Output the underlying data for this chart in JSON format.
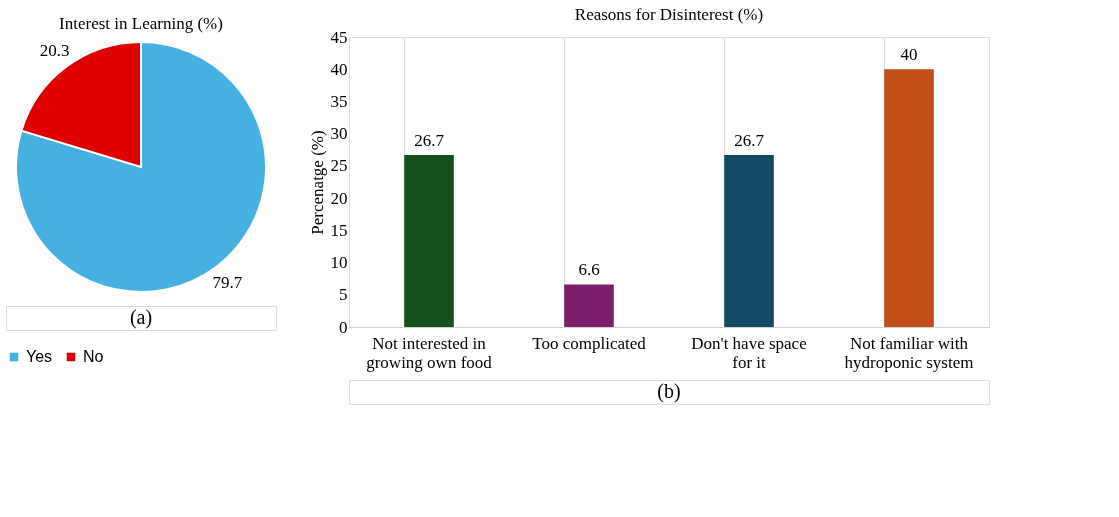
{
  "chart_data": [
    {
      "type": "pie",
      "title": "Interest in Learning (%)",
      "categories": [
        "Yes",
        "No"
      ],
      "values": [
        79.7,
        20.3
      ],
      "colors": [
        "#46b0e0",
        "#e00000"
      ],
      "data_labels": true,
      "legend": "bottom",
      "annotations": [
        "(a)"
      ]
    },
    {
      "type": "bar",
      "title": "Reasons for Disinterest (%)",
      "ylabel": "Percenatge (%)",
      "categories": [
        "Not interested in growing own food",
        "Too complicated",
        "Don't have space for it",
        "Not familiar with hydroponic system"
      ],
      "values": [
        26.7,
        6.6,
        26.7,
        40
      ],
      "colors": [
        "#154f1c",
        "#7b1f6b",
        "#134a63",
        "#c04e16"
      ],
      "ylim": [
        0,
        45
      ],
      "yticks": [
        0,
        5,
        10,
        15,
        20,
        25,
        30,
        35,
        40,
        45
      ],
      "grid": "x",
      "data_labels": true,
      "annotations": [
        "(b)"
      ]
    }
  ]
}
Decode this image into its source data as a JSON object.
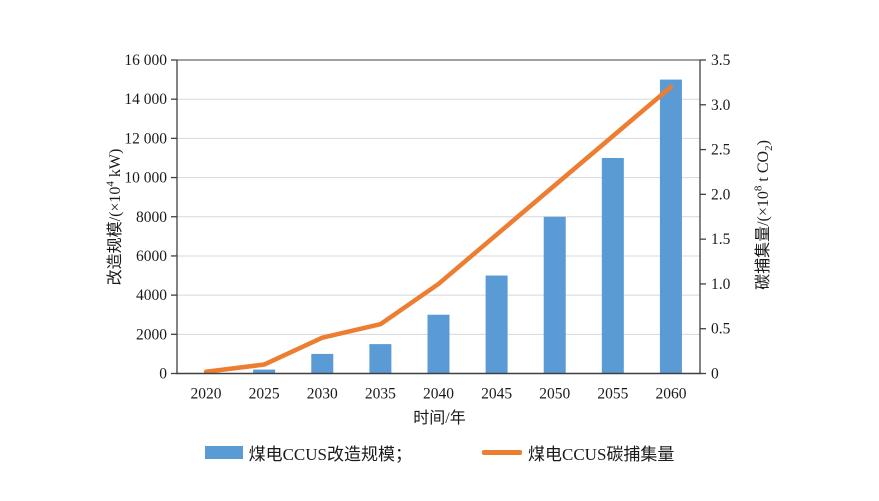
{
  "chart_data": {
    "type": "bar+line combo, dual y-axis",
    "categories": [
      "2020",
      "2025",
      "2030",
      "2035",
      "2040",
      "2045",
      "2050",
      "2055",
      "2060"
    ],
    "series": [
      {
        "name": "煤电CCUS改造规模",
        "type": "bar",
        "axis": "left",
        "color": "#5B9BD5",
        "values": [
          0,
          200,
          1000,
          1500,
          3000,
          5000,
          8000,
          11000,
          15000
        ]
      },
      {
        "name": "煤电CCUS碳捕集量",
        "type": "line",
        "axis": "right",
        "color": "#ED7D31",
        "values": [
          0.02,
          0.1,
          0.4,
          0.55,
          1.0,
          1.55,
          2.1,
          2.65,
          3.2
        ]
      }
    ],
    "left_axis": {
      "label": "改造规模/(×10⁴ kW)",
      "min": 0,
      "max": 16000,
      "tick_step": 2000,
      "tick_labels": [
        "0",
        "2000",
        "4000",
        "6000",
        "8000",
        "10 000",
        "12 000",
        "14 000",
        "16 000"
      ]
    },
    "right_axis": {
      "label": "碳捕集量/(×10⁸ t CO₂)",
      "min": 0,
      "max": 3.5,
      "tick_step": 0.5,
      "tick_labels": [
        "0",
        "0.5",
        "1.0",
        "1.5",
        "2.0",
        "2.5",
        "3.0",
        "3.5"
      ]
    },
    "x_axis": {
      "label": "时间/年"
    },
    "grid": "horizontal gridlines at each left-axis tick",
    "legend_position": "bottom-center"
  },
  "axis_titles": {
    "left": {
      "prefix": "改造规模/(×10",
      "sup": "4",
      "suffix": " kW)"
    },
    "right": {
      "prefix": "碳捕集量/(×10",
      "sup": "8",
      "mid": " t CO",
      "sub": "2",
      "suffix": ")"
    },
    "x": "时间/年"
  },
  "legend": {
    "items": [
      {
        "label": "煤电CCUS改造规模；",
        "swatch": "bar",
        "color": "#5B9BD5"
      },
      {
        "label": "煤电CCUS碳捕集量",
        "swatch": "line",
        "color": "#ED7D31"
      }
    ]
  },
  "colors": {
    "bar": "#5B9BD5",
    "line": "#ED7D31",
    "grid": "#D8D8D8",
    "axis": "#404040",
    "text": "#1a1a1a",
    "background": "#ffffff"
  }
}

• [Goal]: Write out each entry exactly as given, but skip the pictures.

• [Output]:
Output the underlying data for this chart in JSON format.
{
  "chart_data": [
    {
      "type": "pie",
      "title": "Interest in Learning (%)",
      "categories": [
        "Yes",
        "No"
      ],
      "values": [
        79.7,
        20.3
      ],
      "colors": [
        "#46b0e0",
        "#e00000"
      ],
      "data_labels": true,
      "legend": "bottom",
      "annotations": [
        "(a)"
      ]
    },
    {
      "type": "bar",
      "title": "Reasons for Disinterest (%)",
      "ylabel": "Percenatge (%)",
      "categories": [
        "Not interested in growing own food",
        "Too complicated",
        "Don't have space for it",
        "Not familiar with hydroponic system"
      ],
      "values": [
        26.7,
        6.6,
        26.7,
        40
      ],
      "colors": [
        "#154f1c",
        "#7b1f6b",
        "#134a63",
        "#c04e16"
      ],
      "ylim": [
        0,
        45
      ],
      "yticks": [
        0,
        5,
        10,
        15,
        20,
        25,
        30,
        35,
        40,
        45
      ],
      "grid": "x",
      "data_labels": true,
      "annotations": [
        "(b)"
      ]
    }
  ]
}
Decode this image into its source data as a JSON object.
{
  "chart_data": {
    "type": "bar+line combo, dual y-axis",
    "categories": [
      "2020",
      "2025",
      "2030",
      "2035",
      "2040",
      "2045",
      "2050",
      "2055",
      "2060"
    ],
    "series": [
      {
        "name": "煤电CCUS改造规模",
        "type": "bar",
        "axis": "left",
        "color": "#5B9BD5",
        "values": [
          0,
          200,
          1000,
          1500,
          3000,
          5000,
          8000,
          11000,
          15000
        ]
      },
      {
        "name": "煤电CCUS碳捕集量",
        "type": "line",
        "axis": "right",
        "color": "#ED7D31",
        "values": [
          0.02,
          0.1,
          0.4,
          0.55,
          1.0,
          1.55,
          2.1,
          2.65,
          3.2
        ]
      }
    ],
    "left_axis": {
      "label": "改造规模/(×10⁴ kW)",
      "min": 0,
      "max": 16000,
      "tick_step": 2000,
      "tick_labels": [
        "0",
        "2000",
        "4000",
        "6000",
        "8000",
        "10 000",
        "12 000",
        "14 000",
        "16 000"
      ]
    },
    "right_axis": {
      "label": "碳捕集量/(×10⁸ t CO₂)",
      "min": 0,
      "max": 3.5,
      "tick_step": 0.5,
      "tick_labels": [
        "0",
        "0.5",
        "1.0",
        "1.5",
        "2.0",
        "2.5",
        "3.0",
        "3.5"
      ]
    },
    "x_axis": {
      "label": "时间/年"
    },
    "grid": "horizontal gridlines at each left-axis tick",
    "legend_position": "bottom-center"
  },
  "axis_titles": {
    "left": {
      "prefix": "改造规模/(×10",
      "sup": "4",
      "suffix": " kW)"
    },
    "right": {
      "prefix": "碳捕集量/(×10",
      "sup": "8",
      "mid": " t CO",
      "sub": "2",
      "suffix": ")"
    },
    "x": "时间/年"
  },
  "legend": {
    "items": [
      {
        "label": "煤电CCUS改造规模；",
        "swatch": "bar",
        "color": "#5B9BD5"
      },
      {
        "label": "煤电CCUS碳捕集量",
        "swatch": "line",
        "color": "#ED7D31"
      }
    ]
  },
  "colors": {
    "bar": "#5B9BD5",
    "line": "#ED7D31",
    "grid": "#D8D8D8",
    "axis": "#404040",
    "text": "#1a1a1a",
    "background": "#ffffff"
  }
}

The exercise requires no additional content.